DESCRIPTION OF THE TASK: Transcribe the records below exactly as they appear.

------------------------------------------------------------------------

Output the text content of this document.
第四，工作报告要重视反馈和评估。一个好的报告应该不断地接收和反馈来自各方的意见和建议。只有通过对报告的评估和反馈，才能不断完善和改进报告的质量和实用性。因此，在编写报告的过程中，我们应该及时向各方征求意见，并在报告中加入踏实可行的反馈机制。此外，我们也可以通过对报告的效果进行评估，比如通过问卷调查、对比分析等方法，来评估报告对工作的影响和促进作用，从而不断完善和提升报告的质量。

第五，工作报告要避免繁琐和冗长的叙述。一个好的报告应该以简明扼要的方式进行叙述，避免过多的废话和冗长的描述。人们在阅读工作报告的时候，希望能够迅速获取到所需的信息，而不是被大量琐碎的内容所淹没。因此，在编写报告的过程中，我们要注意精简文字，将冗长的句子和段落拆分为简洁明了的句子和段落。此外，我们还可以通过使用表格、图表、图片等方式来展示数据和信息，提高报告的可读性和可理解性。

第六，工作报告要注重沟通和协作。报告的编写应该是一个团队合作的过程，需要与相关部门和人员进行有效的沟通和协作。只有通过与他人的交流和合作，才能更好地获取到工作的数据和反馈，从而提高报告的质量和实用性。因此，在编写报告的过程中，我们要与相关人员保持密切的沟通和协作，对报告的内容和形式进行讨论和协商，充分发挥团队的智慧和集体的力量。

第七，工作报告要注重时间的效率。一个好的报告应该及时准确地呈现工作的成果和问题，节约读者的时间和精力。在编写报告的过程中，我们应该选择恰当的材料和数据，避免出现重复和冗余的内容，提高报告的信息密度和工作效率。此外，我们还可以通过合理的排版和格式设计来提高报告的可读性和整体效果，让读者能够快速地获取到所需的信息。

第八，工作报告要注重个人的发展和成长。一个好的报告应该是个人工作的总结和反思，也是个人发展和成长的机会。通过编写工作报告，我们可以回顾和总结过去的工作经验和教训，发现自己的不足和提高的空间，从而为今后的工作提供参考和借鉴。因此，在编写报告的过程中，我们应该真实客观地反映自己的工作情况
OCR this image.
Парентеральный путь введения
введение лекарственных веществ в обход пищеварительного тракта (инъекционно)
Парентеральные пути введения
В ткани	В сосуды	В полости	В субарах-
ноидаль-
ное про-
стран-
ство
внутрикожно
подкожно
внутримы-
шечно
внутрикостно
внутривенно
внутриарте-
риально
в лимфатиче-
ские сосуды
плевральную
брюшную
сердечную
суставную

------------------------------------------------------------------------

RESULT FOR THIS EXERCISE:
Output the text content of this document.
第四，工作报告要重视反馈和评估。一个好的报告应该不断地接收和反馈来自各方的意见和建议。只有通过对报告的评估和反馈，才能不断完善和改进报告的质量和实用性。因此，在编写报告的过程中，我们应该及时向各方征求意见，并在报告中加入踏实可行的反馈机制。此外，我们也可以通过对报告的效果进行评估，比如通过问卷调查、对比分析等方法，来评估报告对工作的影响和促进作用，从而不断完善和提升报告的质量。

第五，工作报告要避免繁琐和冗长的叙述。一个好的报告应该以简明扼要的方式进行叙述，避免过多的废话和冗长的描述。人们在阅读工作报告的时候，希望能够迅速获取到所需的信息，而不是被大量琐碎的内容所淹没。因此，在编写报告的过程中，我们要注意精简文字，将冗长的句子和段落拆分为简洁明了的句子和段落。此外，我们还可以通过使用表格、图表、图片等方式来展示数据和信息，提高报告的可读性和可理解性。

第六，工作报告要注重沟通和协作。报告的编写应该是一个团队合作的过程，需要与相关部门和人员进行有效的沟通和协作。只有通过与他人的交流和合作，才能更好地获取到工作的数据和反馈，从而提高报告的质量和实用性。因此，在编写报告的过程中，我们要与相关人员保持密切的沟通和协作，对报告的内容和形式进行讨论和协商，充分发挥团队的智慧和集体的力量。

第七，工作报告要注重时间的效率。一个好的报告应该及时准确地呈现工作的成果和问题，节约读者的时间和精力。在编写报告的过程中，我们应该选择恰当的材料和数据，避免出现重复和冗余的内容，提高报告的信息密度和工作效率。此外，我们还可以通过合理的排版和格式设计来提高报告的可读性和整体效果，让读者能够快速地获取到所需的信息。

第八，工作报告要注重个人的发展和成长。一个好的报告应该是个人工作的总结和反思，也是个人发展和成长的机会。通过编写工作报告，我们可以回顾和总结过去的工作经验和教训，发现自己的不足和提高的空间，从而为今后的工作提供参考和借鉴。因此，在编写报告的过程中，我们应该真实客观地反映自己的工作情况
OCR this image.
Парентеральный путь введения
введение лекарственных веществ в обход пищеварительного тракта (инъекционно)
Парентеральные пути введения
В ткани	В сосуды	В полости	В субарах-
ноидаль-
ное про-
стран-
ство
внутрикожно
подкожно
внутримы-
шечно
внутрикостно
внутривенно
внутриарте-
риально
в лимфатиче-
ские сосуды
плевральную
брюшную
сердечную
суставную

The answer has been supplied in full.